## Text segment
■ ■ ■ ■
How to Negotiate Medical Bills in Collections

How to negotiate medical bills in collections

Every month, millions of Americans struggle to pay their medical bills. Rather than reach out to ask for help, many believe making a minimum monthly payment, often as low as $5, is all that’s needed to stay in good standing with their health care provider and stay out of collections.

Making a minimum payment without an agreement from your health care provider, however, will not guarantee your doctor’s billing office won’t send your account to collections.

Thankfully, there are options that will show you how to pay off medical bills, even if they move into collections. Third-party patient advocate services like BuoyFi will take the time to analyze your financial obligations, including your household income, recommend an affordable payment plan, and provide coaching on how to best approach debt negotiations with your care provider or collection agency.
■ ■ ■ ■
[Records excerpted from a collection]

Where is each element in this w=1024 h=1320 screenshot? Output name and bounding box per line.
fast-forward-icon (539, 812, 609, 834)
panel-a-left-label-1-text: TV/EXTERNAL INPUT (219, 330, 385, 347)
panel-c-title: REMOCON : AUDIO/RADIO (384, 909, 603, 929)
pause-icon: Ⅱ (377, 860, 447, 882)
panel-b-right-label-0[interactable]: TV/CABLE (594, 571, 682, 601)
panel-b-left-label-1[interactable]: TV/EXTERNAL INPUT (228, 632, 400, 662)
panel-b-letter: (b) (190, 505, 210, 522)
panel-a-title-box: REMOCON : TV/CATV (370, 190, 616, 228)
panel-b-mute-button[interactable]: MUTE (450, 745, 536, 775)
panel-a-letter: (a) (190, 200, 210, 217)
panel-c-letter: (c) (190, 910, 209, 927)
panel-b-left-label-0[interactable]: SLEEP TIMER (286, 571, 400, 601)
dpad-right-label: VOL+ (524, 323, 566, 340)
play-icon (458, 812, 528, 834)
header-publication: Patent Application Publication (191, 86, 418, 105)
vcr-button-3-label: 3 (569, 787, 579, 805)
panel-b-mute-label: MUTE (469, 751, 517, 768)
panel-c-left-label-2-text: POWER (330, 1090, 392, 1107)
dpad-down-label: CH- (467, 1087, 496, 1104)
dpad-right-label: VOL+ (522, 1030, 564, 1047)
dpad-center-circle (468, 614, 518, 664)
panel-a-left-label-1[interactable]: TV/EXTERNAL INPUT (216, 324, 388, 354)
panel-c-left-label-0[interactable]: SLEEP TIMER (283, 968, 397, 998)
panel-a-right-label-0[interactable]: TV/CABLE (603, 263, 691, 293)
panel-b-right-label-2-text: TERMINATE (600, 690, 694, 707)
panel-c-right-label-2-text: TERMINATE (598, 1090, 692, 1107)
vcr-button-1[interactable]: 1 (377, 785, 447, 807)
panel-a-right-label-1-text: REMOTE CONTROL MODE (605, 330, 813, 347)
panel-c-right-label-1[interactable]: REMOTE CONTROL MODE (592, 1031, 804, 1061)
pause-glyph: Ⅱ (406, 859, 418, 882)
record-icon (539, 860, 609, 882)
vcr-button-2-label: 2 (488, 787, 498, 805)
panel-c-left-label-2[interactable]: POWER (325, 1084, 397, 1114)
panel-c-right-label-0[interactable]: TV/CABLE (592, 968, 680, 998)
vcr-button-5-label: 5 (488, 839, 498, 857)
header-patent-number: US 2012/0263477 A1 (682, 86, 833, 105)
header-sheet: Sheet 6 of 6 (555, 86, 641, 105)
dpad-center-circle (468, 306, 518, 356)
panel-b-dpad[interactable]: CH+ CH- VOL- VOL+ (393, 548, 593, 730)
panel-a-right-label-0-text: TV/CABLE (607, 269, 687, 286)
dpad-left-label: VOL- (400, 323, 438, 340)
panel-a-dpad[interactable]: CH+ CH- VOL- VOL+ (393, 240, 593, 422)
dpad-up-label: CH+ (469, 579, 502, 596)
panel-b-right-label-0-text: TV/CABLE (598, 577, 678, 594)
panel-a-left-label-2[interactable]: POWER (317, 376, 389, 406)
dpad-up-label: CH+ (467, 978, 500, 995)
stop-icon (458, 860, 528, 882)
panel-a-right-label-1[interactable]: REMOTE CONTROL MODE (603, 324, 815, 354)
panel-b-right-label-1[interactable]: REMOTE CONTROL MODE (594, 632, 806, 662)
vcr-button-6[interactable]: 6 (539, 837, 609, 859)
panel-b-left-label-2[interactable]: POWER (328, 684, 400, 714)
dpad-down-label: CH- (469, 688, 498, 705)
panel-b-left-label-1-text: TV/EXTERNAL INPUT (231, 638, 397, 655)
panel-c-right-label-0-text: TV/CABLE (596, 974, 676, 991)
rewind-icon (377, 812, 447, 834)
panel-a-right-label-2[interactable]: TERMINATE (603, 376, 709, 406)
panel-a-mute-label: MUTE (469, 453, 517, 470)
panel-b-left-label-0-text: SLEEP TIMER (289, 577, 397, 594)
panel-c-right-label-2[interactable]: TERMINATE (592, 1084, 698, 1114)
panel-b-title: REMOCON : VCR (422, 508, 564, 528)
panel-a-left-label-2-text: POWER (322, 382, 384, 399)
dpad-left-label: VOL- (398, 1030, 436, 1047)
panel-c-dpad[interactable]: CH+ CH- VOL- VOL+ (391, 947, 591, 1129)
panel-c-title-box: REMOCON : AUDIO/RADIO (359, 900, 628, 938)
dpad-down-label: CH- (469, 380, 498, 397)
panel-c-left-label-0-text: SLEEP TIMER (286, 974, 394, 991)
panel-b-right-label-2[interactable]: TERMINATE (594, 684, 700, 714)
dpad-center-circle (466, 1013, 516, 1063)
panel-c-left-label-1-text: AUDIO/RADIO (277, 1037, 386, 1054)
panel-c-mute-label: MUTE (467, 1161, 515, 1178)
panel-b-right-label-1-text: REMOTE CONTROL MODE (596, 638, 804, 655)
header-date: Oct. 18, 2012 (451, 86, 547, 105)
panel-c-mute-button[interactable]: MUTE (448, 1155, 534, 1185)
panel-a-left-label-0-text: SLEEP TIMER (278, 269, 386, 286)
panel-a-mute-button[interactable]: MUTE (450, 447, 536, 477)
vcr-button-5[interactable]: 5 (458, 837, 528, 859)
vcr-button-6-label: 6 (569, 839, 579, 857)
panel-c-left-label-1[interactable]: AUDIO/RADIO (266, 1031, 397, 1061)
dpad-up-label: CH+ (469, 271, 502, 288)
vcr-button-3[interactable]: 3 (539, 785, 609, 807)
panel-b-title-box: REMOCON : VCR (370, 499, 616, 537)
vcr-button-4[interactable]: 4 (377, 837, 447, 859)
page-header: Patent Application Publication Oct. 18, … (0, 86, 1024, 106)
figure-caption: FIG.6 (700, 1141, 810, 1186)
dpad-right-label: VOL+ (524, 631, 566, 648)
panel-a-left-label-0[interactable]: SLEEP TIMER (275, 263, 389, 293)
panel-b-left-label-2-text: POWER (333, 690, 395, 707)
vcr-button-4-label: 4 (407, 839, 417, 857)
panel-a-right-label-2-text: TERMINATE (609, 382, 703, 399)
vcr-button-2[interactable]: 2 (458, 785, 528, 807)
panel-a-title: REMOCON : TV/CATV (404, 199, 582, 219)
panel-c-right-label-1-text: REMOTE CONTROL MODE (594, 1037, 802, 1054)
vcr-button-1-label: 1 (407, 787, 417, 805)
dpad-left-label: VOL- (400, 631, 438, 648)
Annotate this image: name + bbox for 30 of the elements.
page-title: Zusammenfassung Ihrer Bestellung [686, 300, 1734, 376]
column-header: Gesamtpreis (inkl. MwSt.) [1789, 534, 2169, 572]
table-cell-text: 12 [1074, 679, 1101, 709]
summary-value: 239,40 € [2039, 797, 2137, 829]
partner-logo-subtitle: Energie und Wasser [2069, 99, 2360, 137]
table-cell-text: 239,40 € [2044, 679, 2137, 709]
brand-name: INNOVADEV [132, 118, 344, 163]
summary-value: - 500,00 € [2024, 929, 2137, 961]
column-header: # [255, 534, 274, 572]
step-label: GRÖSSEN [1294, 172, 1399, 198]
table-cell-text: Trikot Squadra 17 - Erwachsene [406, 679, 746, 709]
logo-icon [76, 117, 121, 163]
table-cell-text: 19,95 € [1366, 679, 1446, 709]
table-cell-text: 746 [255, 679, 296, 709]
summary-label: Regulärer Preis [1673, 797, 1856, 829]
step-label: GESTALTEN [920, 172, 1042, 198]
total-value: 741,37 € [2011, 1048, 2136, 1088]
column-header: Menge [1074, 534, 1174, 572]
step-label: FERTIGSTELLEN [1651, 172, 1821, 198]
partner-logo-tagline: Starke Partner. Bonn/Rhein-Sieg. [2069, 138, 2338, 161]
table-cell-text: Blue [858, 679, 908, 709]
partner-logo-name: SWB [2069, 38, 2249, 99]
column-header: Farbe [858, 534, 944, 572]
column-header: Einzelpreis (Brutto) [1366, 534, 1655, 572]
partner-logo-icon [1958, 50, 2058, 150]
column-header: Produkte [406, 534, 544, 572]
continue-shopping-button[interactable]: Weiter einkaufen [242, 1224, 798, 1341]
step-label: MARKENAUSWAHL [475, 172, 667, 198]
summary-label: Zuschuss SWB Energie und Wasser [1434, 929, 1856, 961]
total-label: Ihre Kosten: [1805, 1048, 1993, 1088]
■ ■ ■ ■
## Work to complete
a: In the medical bills text, how low can a minimum monthly payment often be?
b: Please say whether each statement agrees with the medical bills text, answering yes or no and quoting the deciding words: (i) Making a minimum payment without an agreement from your health care provider keeps your account out of collections. (ii) BuoyFi's analysis of financial obligations includes household income. (iii) Third-party patient advocate services offer coaching on approaching debt negotiations with a care provider or collection agency.

## Solved problems
a: Often as low as $5.

b:
(i) No: "will not guarantee your doctor’s billing office won’t send your account to collections"
(ii) Yes: "analyze your financial obligations, including your household income"
(iii) Yes: "provide coaching on how to best approach debt negotiations with your care provider or collection agency"